* **GOAL**
Copy every line from the records below that holds the word "enam".

(begin)

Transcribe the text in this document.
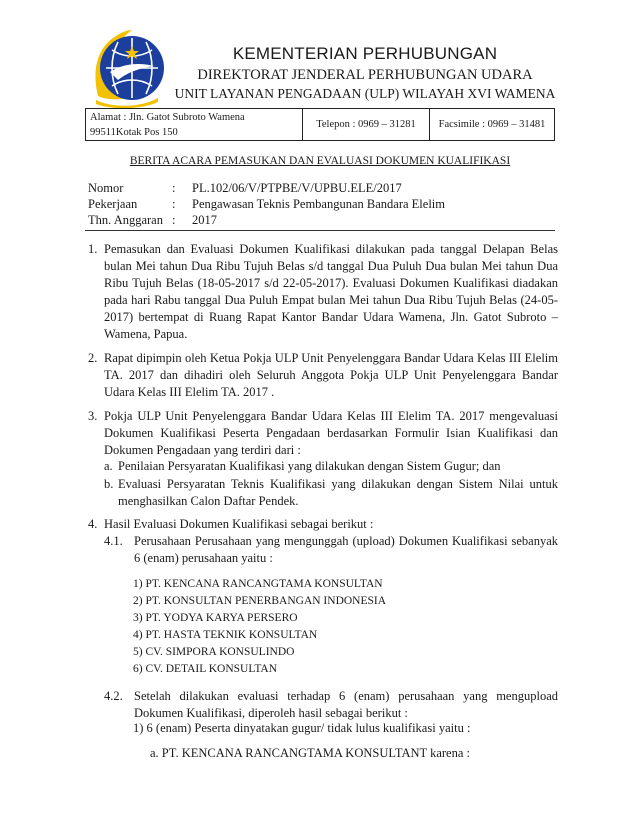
KEMENTERIAN PERHUBUNGAN
DIREKTORAT JENDERAL PERHUBUNGAN UDARA
UNIT LAYANAN PENGADAAN (ULP) WILAYAH XVI WAMENA
Alamat : Jln. Gatot Subroto Wamena
99511Kotak Pos 150
	Telepon : 0969 – 31281	Facsimile : 0969 – 31481
BERITA ACARA PEMASUKAN DAN EVALUASI DOKUMEN KUALIFIKASI
Nomor	: PL.102/06/V/PTPBE/V/UPBU.ELE/2017
Pekerjaan	: Pengawasan Teknis Pembangunan Bandara Elelim
Thn. Anggaran : 2017
1. Pemasukan dan Evaluasi Dokumen Kualifikasi dilakukan pada tanggal Delapan Belas bulan Mei tahun Dua Ribu Tujuh Belas s/d tanggal Dua Puluh Dua bulan Mei tahun Dua Ribu Tujuh Belas (18-05-2017 s/d 22-05-2017). Evaluasi Dokumen Kualifikasi diadakan pada hari Rabu tanggal Dua Puluh Empat bulan Mei tahun Dua Ribu Tujuh Belas (24-05-2017) bertempat di Ruang Rapat Kantor Bandar Udara Wamena, Jln. Gatot Subroto – Wamena, Papua.
2. Rapat dipimpin oleh Ketua Pokja ULP Unit Penyelenggara Bandar Udara Kelas III Elelim TA. 2017 dan dihadiri oleh Seluruh Anggota Pokja ULP Unit Penyelenggara Bandar Udara Kelas III Elelim TA. 2017 .
3. Pokja ULP Unit Penyelenggara Bandar Udara Kelas III Elelim TA. 2017 mengevaluasi Dokumen Kualifikasi Peserta Pengadaan berdasarkan Formulir Isian Kualifikasi dan Dokumen Pengadaan yang terdiri dari :
a. Penilaian Persyaratan Kualifikasi yang dilakukan dengan Sistem Gugur; dan
b. Evaluasi Persyaratan Teknis Kualifikasi yang dilakukan dengan Sistem Nilai untuk menghasilkan Calon Daftar Pendek.
4. Hasil Evaluasi Dokumen Kualifikasi sebagai berikut :
4.1. Perusahaan Perusahaan yang mengunggah (upload) Dokumen Kualifikasi sebanyak 6 (enam) perusahaan yaitu :
1) PT. KENCANA RANCANGTAMA KONSULTAN
2) PT. KONSULTAN PENERBANGAN INDONESIA
3) PT. YODYA KARYA PERSERO
4) PT. HASTA TEKNIK KONSULTAN
5) CV. SIMPORA KONSULINDO
6) CV. DETAIL KONSULTAN
4.2. Setelah dilakukan evaluasi terhadap 6 (enam) perusahaan yang mengupload Dokumen Kualifikasi, diperoleh hasil sebagai berikut :
1) 6 (enam) Peserta dinyatakan gugur/ tidak lulus kualifikasi yaitu :
a. PT. KENCANA RANCANGTAMA KONSULTANT karena :
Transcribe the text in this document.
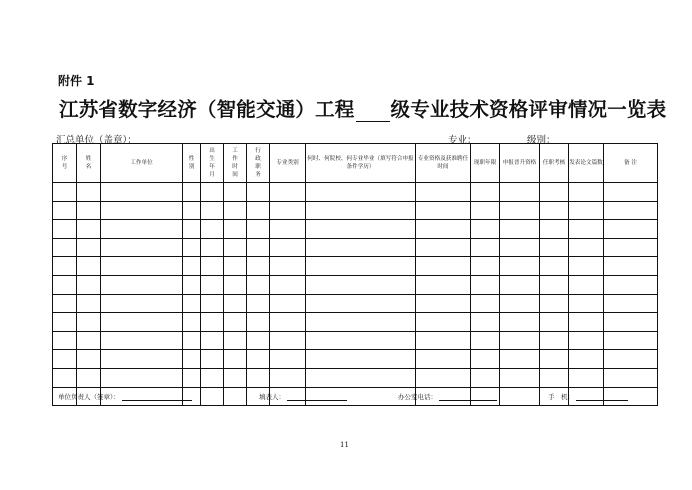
附件 1
江苏省数字经济（智能交通）工程 级专业技术资格评审情况一览表
汇总单位（盖章）：	专业：	级别：
序号	姓名	工作单位	性别	出生年月	工作时间	行政职务	专业类别	何时、何院校、何专业毕业（填写符合申报条件学历）	专业资格及获准聘任时间	现职年限	申报晋升资格	任职考核	发表论文篇数	备 注

单位负责人（签章）：	填表人：	办公室电话：	手　机：
11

(end)

* **THE RESPONSE**
4.1. Perusahaan Perusahaan yang mengunggah (upload) Dokumen Kualifikasi sebanyak 6 (enam) perusahaan yaitu :
4.2. Setelah dilakukan evaluasi terhadap 6 (enam) perusahaan yang mengupload Dokumen Kualifikasi, diperoleh hasil sebagai berikut :
1) 6 (enam) Peserta dinyatakan gugur/ tidak lulus kualifikasi yaitu :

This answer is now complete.